### Text
==*==
| Dirlaise |
I have a player in my game who wants her character to dabble in poisons. She's asking me lots of questions concerning how she would go about making poisons for use. I gave her the simple answer, pointing to the table in the Core Rulebook.
But what about naturally occurring poisons? If her party kills a Medium Spider, can the poison sacs be harvested for Medium Spider Poison? What about striped toadstools? Can they be found in the wild, and if she can she harvest them and avoid the cost? What if she wants to actually adventure with the goal of gathering ingredients for some of the nastier poisons?
Aside from the fact that gathering ingredients from the wild makes more sense to me than magically transforming gold into poison with a craft check, and the fact that it offers interesting adventure ideas, I'm wondering if there are rules published that might assist in allowing her to play the DIY poisoner.
Intuitively, I feel as though a Knowledge (nature) to identify ingredients, as well as to identify growing areas is appropriate. A Survival check to harvest makes sense, too. Any ideas if the developers have tackled this?
Lyrax
|
I haven't seen anything official, but here's what I usually do:
Knowledge (Nature) will identify ingredients (such as toadstools or venom glands), and tell the character how to harvest them. Survival can be used as a substitute.
Craft (Poison, Alchemy, Herbalism) or Heal will allow the character to distill the substance into something more usable. Again, Survival can be used as a substitute.
I don't allow the characters to substitute more than one of the two skills with Survival.
| Abraham spalding |
Part of the craft skill for poisons is stabilizing the poison so it doesn't degrade before it can be used. As such she can harvest the sacs or what not, but has to roll the skill to keep the poisons from breaking down before she can use them. This is actually a fairly (but not the rule and certainly not in pathfinder!) common problem with many organic poisons and why a craft skill roll is still needed even with "obvious" poisons.
0gre
|
| 1 person marked this as a favorite. |
I made a feat for extracting poisons from creatures.
Extract Poison
You can extract poisons from creatures you have killed.
==*==
### Data section
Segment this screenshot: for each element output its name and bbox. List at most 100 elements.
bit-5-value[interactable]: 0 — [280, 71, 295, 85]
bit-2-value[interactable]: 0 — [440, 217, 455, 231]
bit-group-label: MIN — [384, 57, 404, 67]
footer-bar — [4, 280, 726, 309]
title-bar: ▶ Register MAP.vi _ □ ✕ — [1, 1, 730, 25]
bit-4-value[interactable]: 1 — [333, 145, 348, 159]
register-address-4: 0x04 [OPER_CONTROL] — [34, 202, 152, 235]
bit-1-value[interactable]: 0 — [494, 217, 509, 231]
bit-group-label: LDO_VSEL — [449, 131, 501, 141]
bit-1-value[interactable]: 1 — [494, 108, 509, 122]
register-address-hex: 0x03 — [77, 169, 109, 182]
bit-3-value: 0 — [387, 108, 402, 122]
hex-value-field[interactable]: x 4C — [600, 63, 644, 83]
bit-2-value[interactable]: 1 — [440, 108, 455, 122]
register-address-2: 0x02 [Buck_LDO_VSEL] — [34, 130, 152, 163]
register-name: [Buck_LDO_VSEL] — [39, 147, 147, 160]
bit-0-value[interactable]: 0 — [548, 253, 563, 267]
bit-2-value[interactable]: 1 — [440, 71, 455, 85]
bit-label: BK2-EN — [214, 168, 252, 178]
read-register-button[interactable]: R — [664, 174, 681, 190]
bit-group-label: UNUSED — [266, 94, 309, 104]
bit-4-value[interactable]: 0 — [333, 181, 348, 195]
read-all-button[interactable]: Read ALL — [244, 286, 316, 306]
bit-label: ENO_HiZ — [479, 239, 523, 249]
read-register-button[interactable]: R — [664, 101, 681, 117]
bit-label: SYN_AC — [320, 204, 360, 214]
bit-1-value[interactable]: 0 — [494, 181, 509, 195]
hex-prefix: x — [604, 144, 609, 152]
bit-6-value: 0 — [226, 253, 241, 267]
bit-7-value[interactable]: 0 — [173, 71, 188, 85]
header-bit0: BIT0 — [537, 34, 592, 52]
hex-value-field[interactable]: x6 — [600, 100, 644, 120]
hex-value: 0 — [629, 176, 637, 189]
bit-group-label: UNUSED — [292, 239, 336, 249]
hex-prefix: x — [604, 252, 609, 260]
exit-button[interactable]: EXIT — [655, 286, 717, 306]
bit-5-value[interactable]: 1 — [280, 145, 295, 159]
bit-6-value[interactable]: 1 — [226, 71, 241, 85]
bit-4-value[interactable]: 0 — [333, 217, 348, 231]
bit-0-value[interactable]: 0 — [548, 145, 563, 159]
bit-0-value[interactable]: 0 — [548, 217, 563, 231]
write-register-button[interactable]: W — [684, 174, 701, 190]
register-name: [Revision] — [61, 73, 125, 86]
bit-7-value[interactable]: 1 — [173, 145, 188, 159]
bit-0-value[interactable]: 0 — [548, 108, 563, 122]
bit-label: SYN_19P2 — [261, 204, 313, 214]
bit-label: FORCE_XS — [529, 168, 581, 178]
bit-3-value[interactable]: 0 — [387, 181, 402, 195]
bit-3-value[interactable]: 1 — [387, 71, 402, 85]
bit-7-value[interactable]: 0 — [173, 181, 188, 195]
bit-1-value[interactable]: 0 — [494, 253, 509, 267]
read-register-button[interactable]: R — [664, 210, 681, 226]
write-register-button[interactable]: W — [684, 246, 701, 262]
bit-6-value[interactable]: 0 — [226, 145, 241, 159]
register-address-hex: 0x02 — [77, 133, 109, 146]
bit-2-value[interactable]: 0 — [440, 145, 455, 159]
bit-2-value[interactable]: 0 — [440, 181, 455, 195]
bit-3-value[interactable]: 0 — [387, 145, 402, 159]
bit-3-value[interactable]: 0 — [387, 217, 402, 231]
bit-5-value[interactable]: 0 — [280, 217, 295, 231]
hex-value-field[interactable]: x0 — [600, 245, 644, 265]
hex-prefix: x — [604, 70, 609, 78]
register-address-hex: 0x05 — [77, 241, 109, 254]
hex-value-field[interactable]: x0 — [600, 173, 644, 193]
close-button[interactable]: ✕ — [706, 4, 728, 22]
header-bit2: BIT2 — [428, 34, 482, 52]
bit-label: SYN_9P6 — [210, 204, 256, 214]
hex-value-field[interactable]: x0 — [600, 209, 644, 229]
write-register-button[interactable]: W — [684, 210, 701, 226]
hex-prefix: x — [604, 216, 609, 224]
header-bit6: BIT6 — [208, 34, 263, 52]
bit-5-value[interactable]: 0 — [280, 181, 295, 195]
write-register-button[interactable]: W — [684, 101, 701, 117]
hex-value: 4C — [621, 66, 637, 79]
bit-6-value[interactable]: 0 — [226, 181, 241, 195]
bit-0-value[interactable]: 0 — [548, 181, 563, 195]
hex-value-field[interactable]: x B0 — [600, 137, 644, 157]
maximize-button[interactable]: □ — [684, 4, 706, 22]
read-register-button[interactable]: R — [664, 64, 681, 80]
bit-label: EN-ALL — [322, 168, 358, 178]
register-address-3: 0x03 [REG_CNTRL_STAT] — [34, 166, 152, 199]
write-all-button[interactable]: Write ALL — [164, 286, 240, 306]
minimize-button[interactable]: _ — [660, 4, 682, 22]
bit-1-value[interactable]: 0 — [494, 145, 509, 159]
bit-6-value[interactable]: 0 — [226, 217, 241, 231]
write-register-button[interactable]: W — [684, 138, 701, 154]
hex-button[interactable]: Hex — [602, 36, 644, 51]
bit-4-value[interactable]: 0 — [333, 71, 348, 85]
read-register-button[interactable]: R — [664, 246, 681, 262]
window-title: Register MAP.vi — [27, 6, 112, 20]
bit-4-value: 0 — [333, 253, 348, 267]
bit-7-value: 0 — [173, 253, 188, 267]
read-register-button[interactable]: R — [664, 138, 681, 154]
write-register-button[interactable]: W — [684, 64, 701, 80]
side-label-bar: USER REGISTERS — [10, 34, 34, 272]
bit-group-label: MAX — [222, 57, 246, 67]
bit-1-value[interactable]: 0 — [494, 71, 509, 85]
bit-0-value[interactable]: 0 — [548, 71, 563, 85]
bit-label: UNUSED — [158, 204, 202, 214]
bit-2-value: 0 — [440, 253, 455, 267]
==*==
### Exercise requirements
1. Can you repeat the records word for word, starting with their first line and going on through the line that contains "register-address-hex: 0x03 —"?
2. How would the forum thread about harvesting poisons go on? Continue it from its final sentence.
The forum thread and the records have unrelated origins.

### Solved problems
1.
Segment this screenshot: for each element output its name and bbox. List at most 100 elements.
bit-5-value[interactable]: 0 — [280, 71, 295, 85]
bit-2-value[interactable]: 0 — [440, 217, 455, 231]
bit-group-label: MIN — [384, 57, 404, 67]
footer-bar — [4, 280, 726, 309]
title-bar: ▶ Register MAP.vi _ □ ✕ — [1, 1, 730, 25]
bit-4-value[interactable]: 1 — [333, 145, 348, 159]
register-address-4: 0x04 [OPER_CONTROL] — [34, 202, 152, 235]
bit-1-value[interactable]: 0 — [494, 217, 509, 231]
bit-group-label: LDO_VSEL — [449, 131, 501, 141]
bit-1-value[interactable]: 1 — [494, 108, 509, 122]
register-address-hex: 0x03 — [77, 169, 109, 182]

2.
Prerequisite: 1 rank Heal
Benefit: You can make a special Heal check to extract poison from a recently slain creature. The DC for this check is 10 + the DC of the poison, on a successful check one dose of poison is extracted plus one additional dose for every 5 points by which the your check exceeds the DC. A poison extracted in this fashion remains potent 1 hour unless a successful craft (alchemy) check is made to stabilize the poison. You must spend 1/2 the normal crafting cost to stabilize the poison and the DC to stabilize the poison is equal to the poison’s DC. Characters handling poison in this fashion have a 5% chance of being exposed to the poison unless they have the poison use class feature.
Normal: Characters cannot use poisons from slain creatures.
| Dirlaise |
I made a feat for extracting poisons from creatures.
Extract Poison
You can extract poisons from creatures you have killed.
Prerequisite: 1 rank Heal
Benefit: You can make a special Heal check to extract poison from a recently slain creature. The DC for this check is 10 + the DC of the poison, on a successful check one dose of poison is extracted plus one additional dose for every 5 points by which the your check exceeds the DC. A poison extracted in this fashion remains potent 1 hour unless a successful craft (alchemy) check is made to stabilize the poison. You must spend 1/2 the normal crafting cost to stabilize the poison and the DC to stabilize the poison is equal to the poison’s DC. Characters handling poison in this fashion have a 5% chance of being exposed to the poison unless they have the poison use class feature.
Normal: Characters cannot use poisons from slain creatures.
That, sir, is a solid feat.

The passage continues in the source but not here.